TASK DIRECTIONS
Write the entries below out again exactly; any picture in them stays out.

MATERIALS PROVIDED
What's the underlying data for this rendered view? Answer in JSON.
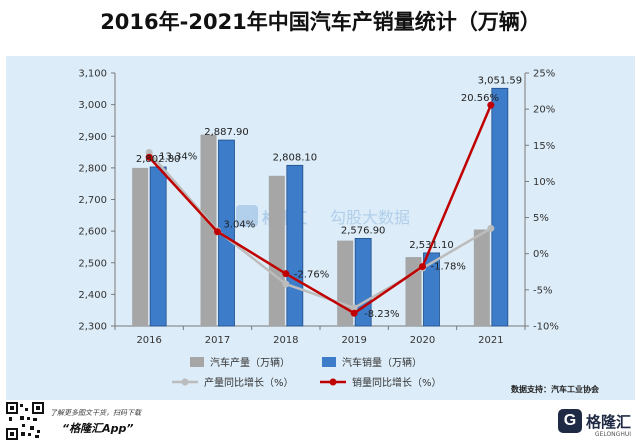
{
  "title": "2016年-2021年中国汽车产销量统计（万辆）",
  "source": "数据支持：汽车工业协会",
  "watermark": {
    "brand": "格隆汇",
    "text": "勾股大数据"
  },
  "footer": {
    "line1": "了解更多图文干货，扫码下载",
    "line2": "“格隆汇App”",
    "logo_text": "格隆汇",
    "logo_sub": "GELONGHUI"
  },
  "colors": {
    "production_bar": "#a6a6a6",
    "sales_bar": "#3d7cc9",
    "production_growth_line": "#bcbcbc",
    "sales_growth_line": "#c00000",
    "background": "#dcecf8"
  },
  "chart_data": {
    "type": "bar",
    "title": "2016年-2021年中国汽车产销量统计（万辆）",
    "categories": [
      "2016",
      "2017",
      "2018",
      "2019",
      "2020",
      "2021"
    ],
    "y_left": {
      "min": 2300,
      "max": 3100,
      "step": 100,
      "ticks": [
        "2,300",
        "2,400",
        "2,500",
        "2,600",
        "2,700",
        "2,800",
        "2,900",
        "3,000",
        "3,100"
      ]
    },
    "y_right": {
      "min": -10,
      "max": 25,
      "step": 5,
      "ticks": [
        "-10%",
        "-5%",
        "0%",
        "5%",
        "10%",
        "15%",
        "20%",
        "25%"
      ]
    },
    "series": [
      {
        "name": "汽车产量（万辆）",
        "type": "bar",
        "axis": "left",
        "values": [
          2800,
          2905,
          2775,
          2570,
          2518,
          2605
        ]
      },
      {
        "name": "汽车销量（万辆）",
        "type": "bar",
        "axis": "left",
        "values": [
          2802.8,
          2887.9,
          2808.1,
          2576.9,
          2531.1,
          3051.59
        ],
        "labels": [
          "2,802.80",
          "2,887.90",
          "2,808.10",
          "2,576.90",
          "2,531.10",
          "3,051.59"
        ]
      },
      {
        "name": "产量同比增长（%）",
        "type": "line",
        "axis": "right",
        "values": [
          14.0,
          3.2,
          -4.2,
          -7.5,
          -2.0,
          3.5
        ]
      },
      {
        "name": "销量同比增长（%）",
        "type": "line",
        "axis": "right",
        "values": [
          13.34,
          3.04,
          -2.76,
          -8.23,
          -1.78,
          20.56
        ],
        "labels": [
          "13.34%",
          "3.04%",
          "-2.76%",
          "-8.23%",
          "-1.78%",
          "20.56%"
        ]
      }
    ],
    "legend": [
      "汽车产量（万辆）",
      "汽车销量（万辆）",
      "产量同比增长（%）",
      "销量同比增长（%）"
    ],
    "legend_position": "bottom"
  }
}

TASK SOLUTION
What's the underlying data for this rendered view? Answer in JSON.
{
  "title": "2016年-2021年中国汽车产销量统计（万辆）",
  "source": "数据支持：汽车工业协会",
  "watermark": {
    "brand": "格隆汇",
    "text": "勾股大数据"
  },
  "footer": {
    "line1": "了解更多图文干货，扫码下载",
    "line2": "“格隆汇App”",
    "logo_text": "格隆汇",
    "logo_sub": "GELONGHUI"
  },
  "colors": {
    "production_bar": "#a6a6a6",
    "sales_bar": "#3d7cc9",
    "production_growth_line": "#bcbcbc",
    "sales_growth_line": "#c00000",
    "background": "#dcecf8"
  },
  "chart_data": {
    "type": "bar",
    "title": "2016年-2021年中国汽车产销量统计（万辆）",
    "categories": [
      "2016",
      "2017",
      "2018",
      "2019",
      "2020",
      "2021"
    ],
    "y_left": {
      "min": 2300,
      "max": 3100,
      "step": 100,
      "ticks": [
        "2,300",
        "2,400",
        "2,500",
        "2,600",
        "2,700",
        "2,800",
        "2,900",
        "3,000",
        "3,100"
      ]
    },
    "y_right": {
      "min": -10,
      "max": 25,
      "step": 5,
      "ticks": [
        "-10%",
        "-5%",
        "0%",
        "5%",
        "10%",
        "15%",
        "20%",
        "25%"
      ]
    },
    "series": [
      {
        "name": "汽车产量（万辆）",
        "type": "bar",
        "axis": "left",
        "values": [
          2800,
          2905,
          2775,
          2570,
          2518,
          2605
        ]
      },
      {
        "name": "汽车销量（万辆）",
        "type": "bar",
        "axis": "left",
        "values": [
          2802.8,
          2887.9,
          2808.1,
          2576.9,
          2531.1,
          3051.59
        ],
        "labels": [
          "2,802.80",
          "2,887.90",
          "2,808.10",
          "2,576.90",
          "2,531.10",
          "3,051.59"
        ]
      },
      {
        "name": "产量同比增长（%）",
        "type": "line",
        "axis": "right",
        "values": [
          14.0,
          3.2,
          -4.2,
          -7.5,
          -2.0,
          3.5
        ]
      },
      {
        "name": "销量同比增长（%）",
        "type": "line",
        "axis": "right",
        "values": [
          13.34,
          3.04,
          -2.76,
          -8.23,
          -1.78,
          20.56
        ],
        "labels": [
          "13.34%",
          "3.04%",
          "-2.76%",
          "-8.23%",
          "-1.78%",
          "20.56%"
        ]
      }
    ],
    "legend": [
      "汽车产量（万辆）",
      "汽车销量（万辆）",
      "产量同比增长（%）",
      "销量同比增长（%）"
    ],
    "legend_position": "bottom"
  }
}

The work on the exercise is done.